» Goal: Output every entry exactly as written.

Excerpt from a dataset:

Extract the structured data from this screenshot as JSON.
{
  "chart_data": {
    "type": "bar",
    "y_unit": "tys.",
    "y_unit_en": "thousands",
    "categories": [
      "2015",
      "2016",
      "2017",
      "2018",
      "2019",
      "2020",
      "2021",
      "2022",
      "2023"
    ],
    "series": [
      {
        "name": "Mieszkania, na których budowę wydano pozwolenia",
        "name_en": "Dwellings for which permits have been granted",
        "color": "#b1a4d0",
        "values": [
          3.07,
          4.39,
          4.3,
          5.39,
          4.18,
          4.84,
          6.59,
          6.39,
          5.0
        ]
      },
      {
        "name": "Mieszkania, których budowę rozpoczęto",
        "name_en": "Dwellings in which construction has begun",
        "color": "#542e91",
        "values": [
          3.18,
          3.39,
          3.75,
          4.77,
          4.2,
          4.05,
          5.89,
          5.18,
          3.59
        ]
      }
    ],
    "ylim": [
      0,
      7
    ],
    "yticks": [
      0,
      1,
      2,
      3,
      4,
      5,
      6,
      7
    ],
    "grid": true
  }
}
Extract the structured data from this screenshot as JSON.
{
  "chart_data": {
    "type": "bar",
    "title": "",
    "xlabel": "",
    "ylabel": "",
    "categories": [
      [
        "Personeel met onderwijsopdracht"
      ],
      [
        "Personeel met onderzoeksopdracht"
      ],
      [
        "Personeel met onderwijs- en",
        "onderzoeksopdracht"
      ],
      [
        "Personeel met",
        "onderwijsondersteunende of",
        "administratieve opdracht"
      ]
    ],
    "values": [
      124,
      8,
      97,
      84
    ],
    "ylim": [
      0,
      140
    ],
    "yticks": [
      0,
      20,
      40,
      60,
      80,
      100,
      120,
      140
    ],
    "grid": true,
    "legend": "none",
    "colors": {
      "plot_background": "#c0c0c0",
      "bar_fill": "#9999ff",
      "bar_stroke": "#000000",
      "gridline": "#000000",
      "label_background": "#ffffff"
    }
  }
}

» Exercise answer:
Extract the structured data from this screenshot as JSON.
{
  "chart_data": {
    "type": "bar",
    "y_unit": "tys.",
    "y_unit_en": "thousands",
    "categories": [
      "2015",
      "2016",
      "2017",
      "2018",
      "2019",
      "2020",
      "2021",
      "2022",
      "2023"
    ],
    "series": [
      {
        "name": "Mieszkania, na których budowę wydano pozwolenia",
        "name_en": "Dwellings for which permits have been granted",
        "color": "#b1a4d0",
        "values": [
          3.07,
          4.39,
          4.3,
          5.39,
          4.18,
          4.84,
          6.59,
          6.39,
          5.0
        ]
      },
      {
        "name": "Mieszkania, których budowę rozpoczęto",
        "name_en": "Dwellings in which construction has begun",
        "color": "#542e91",
        "values": [
          3.18,
          3.39,
          3.75,
          4.77,
          4.2,
          4.05,
          5.89,
          5.18,
          3.59
        ]
      }
    ],
    "ylim": [
      0,
      7
    ],
    "yticks": [
      0,
      1,
      2,
      3,
      4,
      5,
      6,
      7
    ],
    "grid": true
  }
}
Extract the structured data from this screenshot as JSON.
{
  "chart_data": {
    "type": "bar",
    "title": "",
    "xlabel": "",
    "ylabel": "",
    "categories": [
      [
        "Personeel met onderwijsopdracht"
      ],
      [
        "Personeel met onderzoeksopdracht"
      ],
      [
        "Personeel met onderwijs- en",
        "onderzoeksopdracht"
      ],
      [
        "Personeel met",
        "onderwijsondersteunende of",
        "administratieve opdracht"
      ]
    ],
    "values": [
      124,
      8,
      97,
      84
    ],
    "ylim": [
      0,
      140
    ],
    "yticks": [
      0,
      20,
      40,
      60,
      80,
      100,
      120,
      140
    ],
    "grid": true,
    "legend": "none",
    "colors": {
      "plot_background": "#c0c0c0",
      "bar_fill": "#9999ff",
      "bar_stroke": "#000000",
      "gridline": "#000000",
      "label_background": "#ffffff"
    }
  }
}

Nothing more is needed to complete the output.